(Data supplied)
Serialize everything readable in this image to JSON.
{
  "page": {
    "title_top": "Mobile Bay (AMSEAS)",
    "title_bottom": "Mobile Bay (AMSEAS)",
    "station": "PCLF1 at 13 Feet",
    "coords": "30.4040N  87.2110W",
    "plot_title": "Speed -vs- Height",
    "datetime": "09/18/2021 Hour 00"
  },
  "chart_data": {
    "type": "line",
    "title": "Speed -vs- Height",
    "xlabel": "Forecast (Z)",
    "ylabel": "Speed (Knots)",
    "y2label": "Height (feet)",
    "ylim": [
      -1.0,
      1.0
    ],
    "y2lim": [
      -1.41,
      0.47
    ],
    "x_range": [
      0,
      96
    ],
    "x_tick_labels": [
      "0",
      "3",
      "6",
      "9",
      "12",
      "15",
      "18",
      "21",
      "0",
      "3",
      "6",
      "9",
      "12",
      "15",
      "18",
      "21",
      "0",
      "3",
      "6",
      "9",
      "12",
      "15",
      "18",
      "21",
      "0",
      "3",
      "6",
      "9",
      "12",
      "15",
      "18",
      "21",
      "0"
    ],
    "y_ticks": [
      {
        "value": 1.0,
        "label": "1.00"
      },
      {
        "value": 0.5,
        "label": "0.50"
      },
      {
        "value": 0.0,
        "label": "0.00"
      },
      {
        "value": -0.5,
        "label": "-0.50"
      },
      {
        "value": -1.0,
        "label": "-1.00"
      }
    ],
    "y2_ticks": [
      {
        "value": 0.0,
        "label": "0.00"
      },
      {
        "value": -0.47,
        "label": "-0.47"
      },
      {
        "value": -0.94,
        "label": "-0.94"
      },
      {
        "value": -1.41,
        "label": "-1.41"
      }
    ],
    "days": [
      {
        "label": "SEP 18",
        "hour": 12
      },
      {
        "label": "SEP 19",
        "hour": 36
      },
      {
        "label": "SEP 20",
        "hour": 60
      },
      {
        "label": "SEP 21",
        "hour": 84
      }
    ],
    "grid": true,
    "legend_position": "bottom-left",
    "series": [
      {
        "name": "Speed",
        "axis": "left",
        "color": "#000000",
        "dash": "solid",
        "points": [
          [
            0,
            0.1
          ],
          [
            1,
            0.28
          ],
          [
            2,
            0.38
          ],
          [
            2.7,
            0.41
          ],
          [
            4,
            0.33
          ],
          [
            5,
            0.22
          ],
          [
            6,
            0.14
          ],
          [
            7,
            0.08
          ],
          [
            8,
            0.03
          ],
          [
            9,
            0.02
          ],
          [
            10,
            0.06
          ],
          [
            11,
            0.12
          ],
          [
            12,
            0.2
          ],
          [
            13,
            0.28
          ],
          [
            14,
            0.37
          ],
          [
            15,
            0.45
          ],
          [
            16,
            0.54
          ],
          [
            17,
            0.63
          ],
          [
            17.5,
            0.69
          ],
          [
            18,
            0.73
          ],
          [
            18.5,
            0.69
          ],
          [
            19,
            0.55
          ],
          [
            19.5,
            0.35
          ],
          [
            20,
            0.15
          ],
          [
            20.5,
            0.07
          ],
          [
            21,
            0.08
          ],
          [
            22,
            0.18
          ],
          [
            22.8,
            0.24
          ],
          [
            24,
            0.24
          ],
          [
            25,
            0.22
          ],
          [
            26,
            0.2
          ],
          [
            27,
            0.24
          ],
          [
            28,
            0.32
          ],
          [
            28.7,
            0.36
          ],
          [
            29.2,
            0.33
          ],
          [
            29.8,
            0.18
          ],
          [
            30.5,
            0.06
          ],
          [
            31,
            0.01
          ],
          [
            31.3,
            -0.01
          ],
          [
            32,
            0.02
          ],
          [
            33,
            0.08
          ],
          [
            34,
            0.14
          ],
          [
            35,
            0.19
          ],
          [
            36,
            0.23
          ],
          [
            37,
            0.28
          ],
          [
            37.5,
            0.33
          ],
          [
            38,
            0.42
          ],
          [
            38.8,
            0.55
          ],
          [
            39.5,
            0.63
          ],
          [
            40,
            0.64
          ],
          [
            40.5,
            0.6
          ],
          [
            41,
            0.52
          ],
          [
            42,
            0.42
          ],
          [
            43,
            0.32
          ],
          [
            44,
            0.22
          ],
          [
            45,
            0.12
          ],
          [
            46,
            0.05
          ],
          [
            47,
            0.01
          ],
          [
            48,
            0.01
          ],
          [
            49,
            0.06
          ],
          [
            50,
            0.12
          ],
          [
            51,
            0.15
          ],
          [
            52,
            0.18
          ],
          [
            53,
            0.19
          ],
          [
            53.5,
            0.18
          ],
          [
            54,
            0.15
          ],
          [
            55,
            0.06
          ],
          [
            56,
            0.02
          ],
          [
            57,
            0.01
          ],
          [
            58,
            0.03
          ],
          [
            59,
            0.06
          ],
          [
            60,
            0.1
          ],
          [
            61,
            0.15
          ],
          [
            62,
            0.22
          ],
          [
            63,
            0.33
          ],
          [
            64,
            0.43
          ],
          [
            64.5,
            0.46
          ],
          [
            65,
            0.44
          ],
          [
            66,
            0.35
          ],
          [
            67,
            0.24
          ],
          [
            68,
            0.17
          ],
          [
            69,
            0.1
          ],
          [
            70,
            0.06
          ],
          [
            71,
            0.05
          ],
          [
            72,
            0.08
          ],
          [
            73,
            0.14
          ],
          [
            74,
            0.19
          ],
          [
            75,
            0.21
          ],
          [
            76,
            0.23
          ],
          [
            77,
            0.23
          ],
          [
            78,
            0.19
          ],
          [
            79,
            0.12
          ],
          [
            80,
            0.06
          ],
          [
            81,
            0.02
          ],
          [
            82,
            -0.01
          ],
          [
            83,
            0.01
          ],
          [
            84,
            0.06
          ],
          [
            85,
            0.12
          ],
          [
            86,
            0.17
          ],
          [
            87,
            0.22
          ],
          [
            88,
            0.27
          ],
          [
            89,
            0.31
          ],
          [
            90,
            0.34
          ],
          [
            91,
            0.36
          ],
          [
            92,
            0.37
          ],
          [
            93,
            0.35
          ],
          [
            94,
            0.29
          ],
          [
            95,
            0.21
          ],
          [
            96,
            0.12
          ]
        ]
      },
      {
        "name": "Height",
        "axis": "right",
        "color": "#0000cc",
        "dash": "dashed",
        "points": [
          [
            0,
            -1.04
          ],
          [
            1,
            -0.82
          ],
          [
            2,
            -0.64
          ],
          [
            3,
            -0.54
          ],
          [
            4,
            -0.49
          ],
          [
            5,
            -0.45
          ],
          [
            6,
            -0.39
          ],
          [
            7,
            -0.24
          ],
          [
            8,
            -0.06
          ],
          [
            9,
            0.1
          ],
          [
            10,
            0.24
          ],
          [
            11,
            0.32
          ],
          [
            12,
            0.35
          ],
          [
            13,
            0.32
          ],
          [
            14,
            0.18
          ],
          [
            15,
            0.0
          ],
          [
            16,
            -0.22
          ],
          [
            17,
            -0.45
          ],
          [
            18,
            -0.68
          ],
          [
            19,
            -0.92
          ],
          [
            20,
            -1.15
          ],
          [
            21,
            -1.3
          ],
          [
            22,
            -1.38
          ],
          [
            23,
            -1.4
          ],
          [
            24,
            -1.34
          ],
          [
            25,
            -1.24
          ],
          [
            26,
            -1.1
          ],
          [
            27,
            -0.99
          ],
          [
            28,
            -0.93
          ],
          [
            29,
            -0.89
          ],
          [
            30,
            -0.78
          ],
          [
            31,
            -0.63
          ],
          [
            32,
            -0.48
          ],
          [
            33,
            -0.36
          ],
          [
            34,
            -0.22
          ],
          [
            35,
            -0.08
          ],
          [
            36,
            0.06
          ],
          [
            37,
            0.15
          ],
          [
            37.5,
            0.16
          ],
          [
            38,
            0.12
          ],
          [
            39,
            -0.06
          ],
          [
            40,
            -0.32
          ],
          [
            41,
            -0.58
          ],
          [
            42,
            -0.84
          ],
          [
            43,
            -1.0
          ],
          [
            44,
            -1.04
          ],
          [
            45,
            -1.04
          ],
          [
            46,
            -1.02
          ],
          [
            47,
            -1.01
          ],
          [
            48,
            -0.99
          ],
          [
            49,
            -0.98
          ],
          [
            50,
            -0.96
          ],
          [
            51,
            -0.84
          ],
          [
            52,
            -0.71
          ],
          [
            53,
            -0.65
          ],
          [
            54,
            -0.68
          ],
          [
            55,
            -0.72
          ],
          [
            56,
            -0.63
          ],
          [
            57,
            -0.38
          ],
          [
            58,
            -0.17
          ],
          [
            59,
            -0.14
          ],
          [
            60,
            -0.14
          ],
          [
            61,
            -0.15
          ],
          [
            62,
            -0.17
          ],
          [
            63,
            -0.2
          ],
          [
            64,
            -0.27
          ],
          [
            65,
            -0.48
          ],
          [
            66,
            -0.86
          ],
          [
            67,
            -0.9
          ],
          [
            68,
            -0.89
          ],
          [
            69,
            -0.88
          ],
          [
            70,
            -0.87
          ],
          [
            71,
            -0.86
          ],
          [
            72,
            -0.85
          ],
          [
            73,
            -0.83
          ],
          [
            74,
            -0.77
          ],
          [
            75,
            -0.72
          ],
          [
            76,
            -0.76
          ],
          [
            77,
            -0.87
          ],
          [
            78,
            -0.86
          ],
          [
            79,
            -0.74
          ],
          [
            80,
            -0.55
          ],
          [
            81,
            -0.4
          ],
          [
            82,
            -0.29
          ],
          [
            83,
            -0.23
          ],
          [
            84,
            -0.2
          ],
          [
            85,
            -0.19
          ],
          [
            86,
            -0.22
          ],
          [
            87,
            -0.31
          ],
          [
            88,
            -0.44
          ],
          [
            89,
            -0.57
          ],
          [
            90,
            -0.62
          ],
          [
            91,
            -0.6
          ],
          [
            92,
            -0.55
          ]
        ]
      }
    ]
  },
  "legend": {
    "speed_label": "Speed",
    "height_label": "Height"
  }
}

(Work instructions) From the listing above, copy out each line where the word "Speed" appears.

(Solution to this task)
    "plot_title": "Speed -vs- Height",
    "title": "Speed -vs- Height",
    "ylabel": "Speed (Knots)",
        "name": "Speed",
    "speed_label": "Speed",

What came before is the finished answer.